__Short task__: Any pictures in the records below should be skipped; write out everything else exactly.

########

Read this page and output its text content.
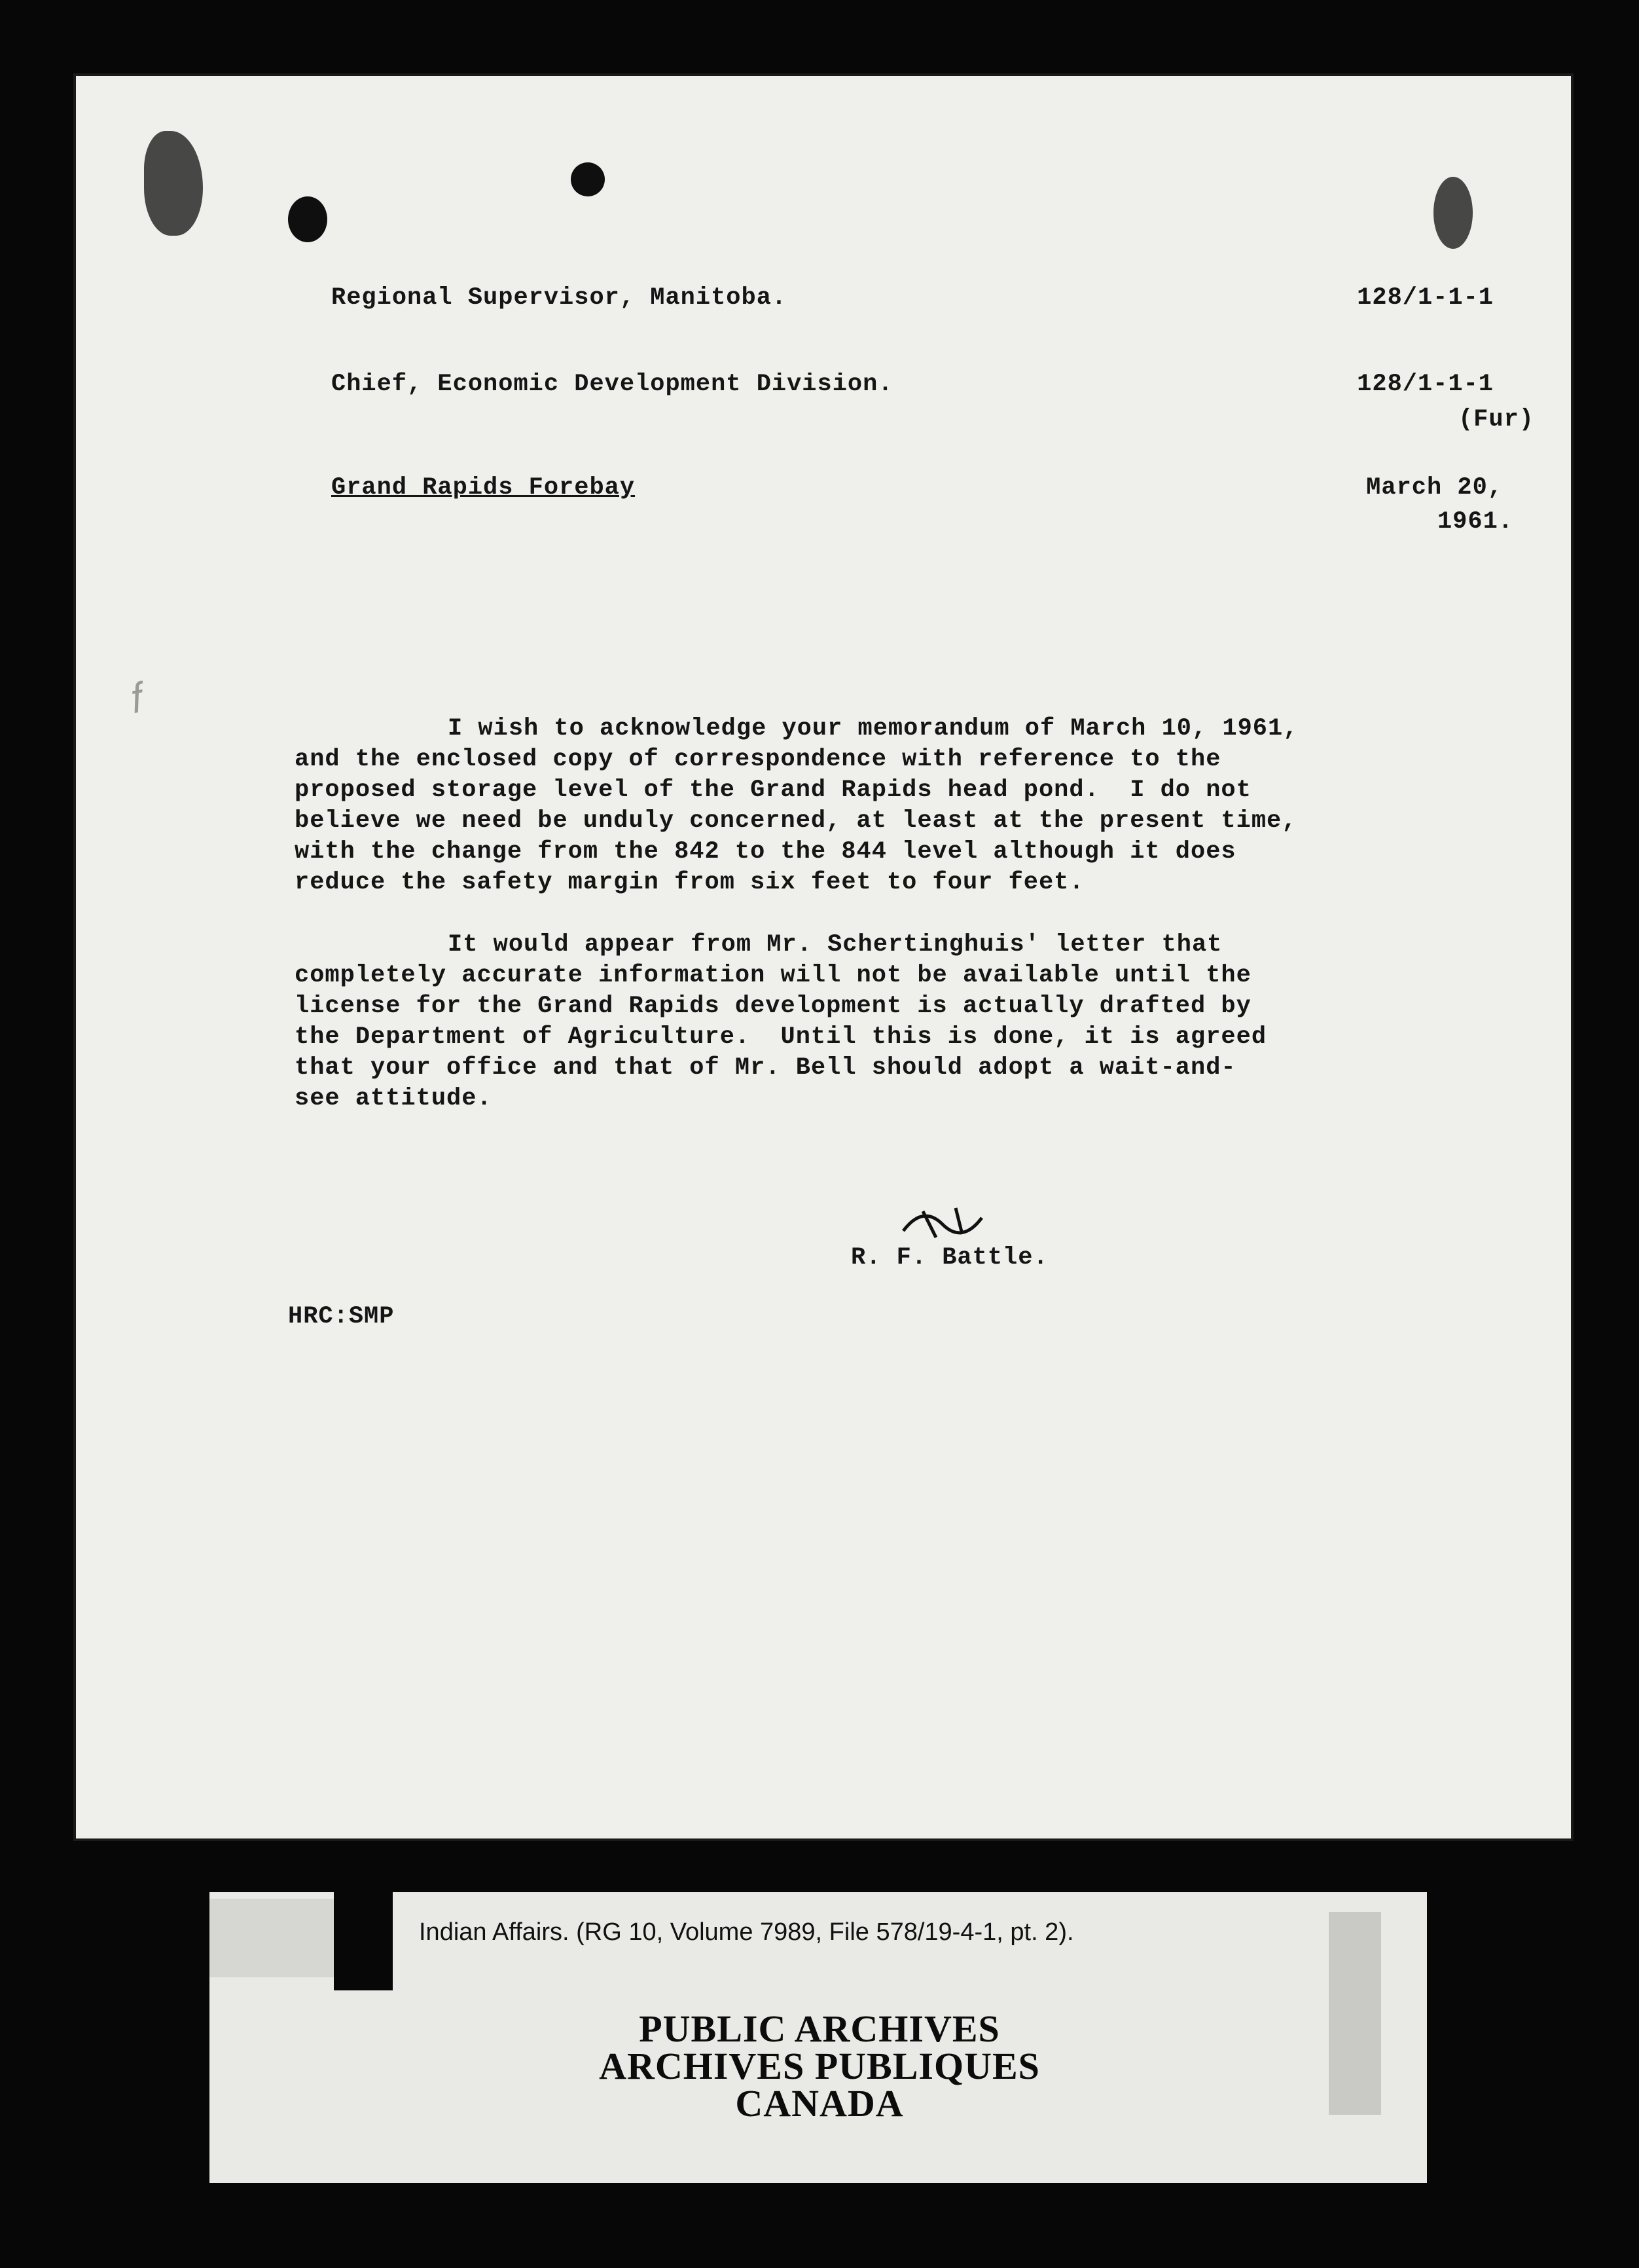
Regional Supervisor, Manitoba.	128/1-1-1
Chief, Economic Development Division.	128/1-1-1
(Fur)
Grand Rapids Forebay	March 20,
1961.
I wish to acknowledge your memorandum of March 10, 1961,
and the enclosed copy of correspondence with reference to the
proposed storage level of the Grand Rapids head pond.  I do not
believe we need be unduly concerned, at least at the present time,
with the change from the 842 to the 844 level although it does
reduce the safety margin from six feet to four feet.
It would appear from Mr. Schertinghuis' letter that
completely accurate information will not be available until the
license for the Grand Rapids development is actually drafted by
the Department of Agriculture.  Until this is done, it is agreed
that your office and that of Mr. Bell should adopt a wait-and-
see attitude.
R. F. Battle.
HRC:SMP
𝑓
Indian Affairs. (RG 10, Volume 7989, File 578/19-4-1, pt. 2).
PUBLIC ARCHIVES
ARCHIVES PUBLIQUES
CANADA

########

__Right answer__:
Read this page and output its text content.
Regional Supervisor, Manitoba.	128/1-1-1
Chief, Economic Development Division.	128/1-1-1
(Fur)
Grand Rapids Forebay	March 20,
1961.
I wish to acknowledge your memorandum of March 10, 1961,
and the enclosed copy of correspondence with reference to the
proposed storage level of the Grand Rapids head pond.  I do not
believe we need be unduly concerned, at least at the present time,
with the change from the 842 to the 844 level although it does
reduce the safety margin from six feet to four feet.
It would appear from Mr. Schertinghuis' letter that
completely accurate information will not be available until the
license for the Grand Rapids development is actually drafted by
the Department of Agriculture.  Until this is done, it is agreed
that your office and that of Mr. Bell should adopt a wait-and-
see attitude.
R. F. Battle.
HRC:SMP
𝑓
Indian Affairs. (RG 10, Volume 7989, File 578/19-4-1, pt. 2).
PUBLIC ARCHIVES
ARCHIVES PUBLIQUES
CANADA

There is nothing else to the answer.